Exercise task: Scan the listing below. Report each line that includes "multiple".

Data for the task:
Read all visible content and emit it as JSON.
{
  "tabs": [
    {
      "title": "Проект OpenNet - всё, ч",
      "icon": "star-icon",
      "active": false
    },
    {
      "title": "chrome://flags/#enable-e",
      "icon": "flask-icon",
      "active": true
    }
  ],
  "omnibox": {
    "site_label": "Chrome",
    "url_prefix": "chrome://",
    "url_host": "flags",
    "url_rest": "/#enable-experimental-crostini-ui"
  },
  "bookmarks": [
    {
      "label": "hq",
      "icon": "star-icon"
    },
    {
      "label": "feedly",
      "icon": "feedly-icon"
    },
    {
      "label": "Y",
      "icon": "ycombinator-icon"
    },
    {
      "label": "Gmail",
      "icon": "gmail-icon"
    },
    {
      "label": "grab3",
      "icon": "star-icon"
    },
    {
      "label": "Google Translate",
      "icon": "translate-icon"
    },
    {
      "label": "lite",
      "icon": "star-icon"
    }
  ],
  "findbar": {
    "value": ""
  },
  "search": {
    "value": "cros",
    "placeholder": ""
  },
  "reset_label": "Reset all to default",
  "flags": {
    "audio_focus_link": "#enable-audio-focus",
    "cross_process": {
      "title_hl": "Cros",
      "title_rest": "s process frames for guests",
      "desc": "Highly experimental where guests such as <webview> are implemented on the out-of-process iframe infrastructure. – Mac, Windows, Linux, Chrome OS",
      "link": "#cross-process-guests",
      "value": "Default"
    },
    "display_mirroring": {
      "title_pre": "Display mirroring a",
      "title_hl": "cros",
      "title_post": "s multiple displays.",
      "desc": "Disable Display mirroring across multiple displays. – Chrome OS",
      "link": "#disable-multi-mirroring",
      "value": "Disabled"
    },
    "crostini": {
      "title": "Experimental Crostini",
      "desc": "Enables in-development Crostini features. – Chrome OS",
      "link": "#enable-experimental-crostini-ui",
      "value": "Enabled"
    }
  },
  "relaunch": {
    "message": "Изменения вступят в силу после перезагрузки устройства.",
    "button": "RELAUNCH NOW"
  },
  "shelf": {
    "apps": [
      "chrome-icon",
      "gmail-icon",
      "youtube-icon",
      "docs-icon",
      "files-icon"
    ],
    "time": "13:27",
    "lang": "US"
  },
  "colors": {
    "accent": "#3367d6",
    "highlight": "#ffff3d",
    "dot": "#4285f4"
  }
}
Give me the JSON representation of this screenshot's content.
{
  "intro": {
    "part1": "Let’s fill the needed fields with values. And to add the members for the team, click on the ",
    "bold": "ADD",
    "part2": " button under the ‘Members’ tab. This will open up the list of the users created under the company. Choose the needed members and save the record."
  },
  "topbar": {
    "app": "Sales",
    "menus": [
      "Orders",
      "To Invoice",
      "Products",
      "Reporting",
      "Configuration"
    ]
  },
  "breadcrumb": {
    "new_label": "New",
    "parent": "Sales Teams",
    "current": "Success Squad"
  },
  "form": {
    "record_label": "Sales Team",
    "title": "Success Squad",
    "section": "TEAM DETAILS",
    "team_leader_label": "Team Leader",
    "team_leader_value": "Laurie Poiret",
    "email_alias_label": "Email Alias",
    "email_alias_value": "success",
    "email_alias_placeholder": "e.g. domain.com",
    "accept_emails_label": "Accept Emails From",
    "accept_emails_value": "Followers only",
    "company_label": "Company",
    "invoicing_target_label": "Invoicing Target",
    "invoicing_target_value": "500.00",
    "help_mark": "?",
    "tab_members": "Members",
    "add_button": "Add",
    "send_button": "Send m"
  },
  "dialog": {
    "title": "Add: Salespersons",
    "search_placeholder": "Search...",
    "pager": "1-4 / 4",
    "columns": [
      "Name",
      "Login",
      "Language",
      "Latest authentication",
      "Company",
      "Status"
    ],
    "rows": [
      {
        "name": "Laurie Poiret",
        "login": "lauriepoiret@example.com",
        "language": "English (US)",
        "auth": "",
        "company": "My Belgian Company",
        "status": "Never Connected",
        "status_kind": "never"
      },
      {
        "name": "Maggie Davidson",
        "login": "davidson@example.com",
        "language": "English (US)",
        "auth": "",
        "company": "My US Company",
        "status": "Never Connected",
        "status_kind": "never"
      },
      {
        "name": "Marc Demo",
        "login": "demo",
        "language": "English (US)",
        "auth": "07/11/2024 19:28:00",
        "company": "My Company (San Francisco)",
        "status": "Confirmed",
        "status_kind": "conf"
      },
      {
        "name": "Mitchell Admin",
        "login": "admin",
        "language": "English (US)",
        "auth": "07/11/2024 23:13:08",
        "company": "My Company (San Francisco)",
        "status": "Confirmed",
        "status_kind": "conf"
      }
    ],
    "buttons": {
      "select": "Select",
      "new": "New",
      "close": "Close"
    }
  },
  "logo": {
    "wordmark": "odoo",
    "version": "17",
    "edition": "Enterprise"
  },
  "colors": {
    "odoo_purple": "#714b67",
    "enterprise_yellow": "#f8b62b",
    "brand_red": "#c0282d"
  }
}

Complete answer:
      "title_post": "s multiple displays.",
      "desc": "Disable Display mirroring across multiple displays. – Chrome OS",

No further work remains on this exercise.